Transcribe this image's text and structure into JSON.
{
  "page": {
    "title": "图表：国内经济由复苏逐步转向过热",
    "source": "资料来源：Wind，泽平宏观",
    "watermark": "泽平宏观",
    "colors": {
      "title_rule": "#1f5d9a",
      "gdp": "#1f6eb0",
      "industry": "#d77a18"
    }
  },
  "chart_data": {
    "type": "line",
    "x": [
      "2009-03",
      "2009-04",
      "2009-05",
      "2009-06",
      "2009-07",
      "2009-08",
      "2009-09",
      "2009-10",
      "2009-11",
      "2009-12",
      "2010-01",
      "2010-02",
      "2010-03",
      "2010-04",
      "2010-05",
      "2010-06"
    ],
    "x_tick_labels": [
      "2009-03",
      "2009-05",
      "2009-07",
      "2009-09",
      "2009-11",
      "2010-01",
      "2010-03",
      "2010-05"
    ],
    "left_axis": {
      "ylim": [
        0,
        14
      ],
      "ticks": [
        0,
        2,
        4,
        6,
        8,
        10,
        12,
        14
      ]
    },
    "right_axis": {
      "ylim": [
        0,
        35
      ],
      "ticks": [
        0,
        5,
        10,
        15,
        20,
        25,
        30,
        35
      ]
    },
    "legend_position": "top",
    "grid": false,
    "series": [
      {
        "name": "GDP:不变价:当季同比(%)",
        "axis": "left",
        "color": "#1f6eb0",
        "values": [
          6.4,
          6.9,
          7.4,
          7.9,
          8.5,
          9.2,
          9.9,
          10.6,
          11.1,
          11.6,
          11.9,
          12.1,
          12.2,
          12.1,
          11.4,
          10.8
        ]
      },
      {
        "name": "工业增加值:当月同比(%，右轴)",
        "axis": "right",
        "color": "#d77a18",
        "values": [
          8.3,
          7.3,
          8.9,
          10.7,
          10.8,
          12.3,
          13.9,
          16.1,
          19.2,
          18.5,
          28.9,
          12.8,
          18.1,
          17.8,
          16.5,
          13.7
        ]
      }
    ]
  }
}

::::::::

**PROBLEM DESCRIPTION:**
The records above are to be copied in full, exactly as written.

**RESPONSE TO THE EXERCISE:**
Transcribe this image's text and structure into JSON.
{
  "page": {
    "title": "图表：国内经济由复苏逐步转向过热",
    "source": "资料来源：Wind，泽平宏观",
    "watermark": "泽平宏观",
    "colors": {
      "title_rule": "#1f5d9a",
      "gdp": "#1f6eb0",
      "industry": "#d77a18"
    }
  },
  "chart_data": {
    "type": "line",
    "x": [
      "2009-03",
      "2009-04",
      "2009-05",
      "2009-06",
      "2009-07",
      "2009-08",
      "2009-09",
      "2009-10",
      "2009-11",
      "2009-12",
      "2010-01",
      "2010-02",
      "2010-03",
      "2010-04",
      "2010-05",
      "2010-06"
    ],
    "x_tick_labels": [
      "2009-03",
      "2009-05",
      "2009-07",
      "2009-09",
      "2009-11",
      "2010-01",
      "2010-03",
      "2010-05"
    ],
    "left_axis": {
      "ylim": [
        0,
        14
      ],
      "ticks": [
        0,
        2,
        4,
        6,
        8,
        10,
        12,
        14
      ]
    },
    "right_axis": {
      "ylim": [
        0,
        35
      ],
      "ticks": [
        0,
        5,
        10,
        15,
        20,
        25,
        30,
        35
      ]
    },
    "legend_position": "top",
    "grid": false,
    "series": [
      {
        "name": "GDP:不变价:当季同比(%)",
        "axis": "left",
        "color": "#1f6eb0",
        "values": [
          6.4,
          6.9,
          7.4,
          7.9,
          8.5,
          9.2,
          9.9,
          10.6,
          11.1,
          11.6,
          11.9,
          12.1,
          12.2,
          12.1,
          11.4,
          10.8
        ]
      },
      {
        "name": "工业增加值:当月同比(%，右轴)",
        "axis": "right",
        "color": "#d77a18",
        "values": [
          8.3,
          7.3,
          8.9,
          10.7,
          10.8,
          12.3,
          13.9,
          16.1,
          19.2,
          18.5,
          28.9,
          12.8,
          18.1,
          17.8,
          16.5,
          13.7
        ]
      }
    ]
  }
}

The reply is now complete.